> [WRITTEN EXERCISE] Repeat all of the data precisely.

Data entries
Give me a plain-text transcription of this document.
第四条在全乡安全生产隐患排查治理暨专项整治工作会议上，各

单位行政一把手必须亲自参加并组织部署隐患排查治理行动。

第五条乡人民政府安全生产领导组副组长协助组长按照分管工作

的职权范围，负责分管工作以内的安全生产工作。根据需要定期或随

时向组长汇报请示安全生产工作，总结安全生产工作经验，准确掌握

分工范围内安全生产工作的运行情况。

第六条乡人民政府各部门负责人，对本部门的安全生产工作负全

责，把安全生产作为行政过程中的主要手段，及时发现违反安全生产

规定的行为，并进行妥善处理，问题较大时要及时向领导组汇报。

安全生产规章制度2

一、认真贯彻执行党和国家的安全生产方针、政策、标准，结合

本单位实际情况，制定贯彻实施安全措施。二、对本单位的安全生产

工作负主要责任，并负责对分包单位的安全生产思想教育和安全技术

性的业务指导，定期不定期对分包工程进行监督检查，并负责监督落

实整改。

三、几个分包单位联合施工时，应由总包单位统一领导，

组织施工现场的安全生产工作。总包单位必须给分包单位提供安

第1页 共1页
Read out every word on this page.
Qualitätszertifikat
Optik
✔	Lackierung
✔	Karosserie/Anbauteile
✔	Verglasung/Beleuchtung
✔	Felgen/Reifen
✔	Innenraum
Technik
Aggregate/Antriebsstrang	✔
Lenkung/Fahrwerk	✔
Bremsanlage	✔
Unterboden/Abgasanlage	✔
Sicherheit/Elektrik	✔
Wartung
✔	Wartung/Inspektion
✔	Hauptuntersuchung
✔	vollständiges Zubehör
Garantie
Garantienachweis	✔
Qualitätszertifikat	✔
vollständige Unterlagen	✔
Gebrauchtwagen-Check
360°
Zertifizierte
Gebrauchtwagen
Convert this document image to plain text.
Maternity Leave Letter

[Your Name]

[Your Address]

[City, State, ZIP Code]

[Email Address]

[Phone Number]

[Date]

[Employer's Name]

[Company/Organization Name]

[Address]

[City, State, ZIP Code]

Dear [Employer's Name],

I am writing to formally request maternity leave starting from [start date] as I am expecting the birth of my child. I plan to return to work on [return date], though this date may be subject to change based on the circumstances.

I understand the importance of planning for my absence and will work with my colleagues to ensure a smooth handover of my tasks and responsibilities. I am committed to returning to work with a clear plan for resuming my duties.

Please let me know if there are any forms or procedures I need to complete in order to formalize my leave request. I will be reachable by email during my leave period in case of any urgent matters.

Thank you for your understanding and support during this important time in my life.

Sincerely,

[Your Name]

> [SOLUTION BELOW]
Give me a plain-text transcription of this document.
第四条在全乡安全生产隐患排查治理暨专项整治工作会议上，各

单位行政一把手必须亲自参加并组织部署隐患排查治理行动。

第五条乡人民政府安全生产领导组副组长协助组长按照分管工作

的职权范围，负责分管工作以内的安全生产工作。根据需要定期或随

时向组长汇报请示安全生产工作，总结安全生产工作经验，准确掌握

分工范围内安全生产工作的运行情况。

第六条乡人民政府各部门负责人，对本部门的安全生产工作负全

责，把安全生产作为行政过程中的主要手段，及时发现违反安全生产

规定的行为，并进行妥善处理，问题较大时要及时向领导组汇报。

安全生产规章制度2

一、认真贯彻执行党和国家的安全生产方针、政策、标准，结合

本单位实际情况，制定贯彻实施安全措施。二、对本单位的安全生产

工作负主要责任，并负责对分包单位的安全生产思想教育和安全技术

性的业务指导，定期不定期对分包工程进行监督检查，并负责监督落

实整改。

三、几个分包单位联合施工时，应由总包单位统一领导，

组织施工现场的安全生产工作。总包单位必须给分包单位提供安

第1页 共1页
Read out every word on this page.
Qualitätszertifikat
Optik
✔	Lackierung
✔	Karosserie/Anbauteile
✔	Verglasung/Beleuchtung
✔	Felgen/Reifen
✔	Innenraum
Technik
Aggregate/Antriebsstrang	✔
Lenkung/Fahrwerk	✔
Bremsanlage	✔
Unterboden/Abgasanlage	✔
Sicherheit/Elektrik	✔
Wartung
✔	Wartung/Inspektion
✔	Hauptuntersuchung
✔	vollständiges Zubehör
Garantie
Garantienachweis	✔
Qualitätszertifikat	✔
vollständige Unterlagen	✔
Gebrauchtwagen-Check
360°
Zertifizierte
Gebrauchtwagen
Convert this document image to plain text.
Maternity Leave Letter

[Your Name]

[Your Address]

[City, State, ZIP Code]

[Email Address]

[Phone Number]

[Date]

[Employer's Name]

[Company/Organization Name]

[Address]

[City, State, ZIP Code]

Dear [Employer's Name],

I am writing to formally request maternity leave starting from [start date] as I am expecting the birth of my child. I plan to return to work on [return date], though this date may be subject to change based on the circumstances.

I understand the importance of planning for my absence and will work with my colleagues to ensure a smooth handover of my tasks and responsibilities. I am committed to returning to work with a clear plan for resuming my duties.

Please let me know if there are any forms or procedures I need to complete in order to formalize my leave request. I will be reachable by email during my leave period in case of any urgent matters.

Thank you for your understanding and support during this important time in my life.

Sincerely,

[Your Name]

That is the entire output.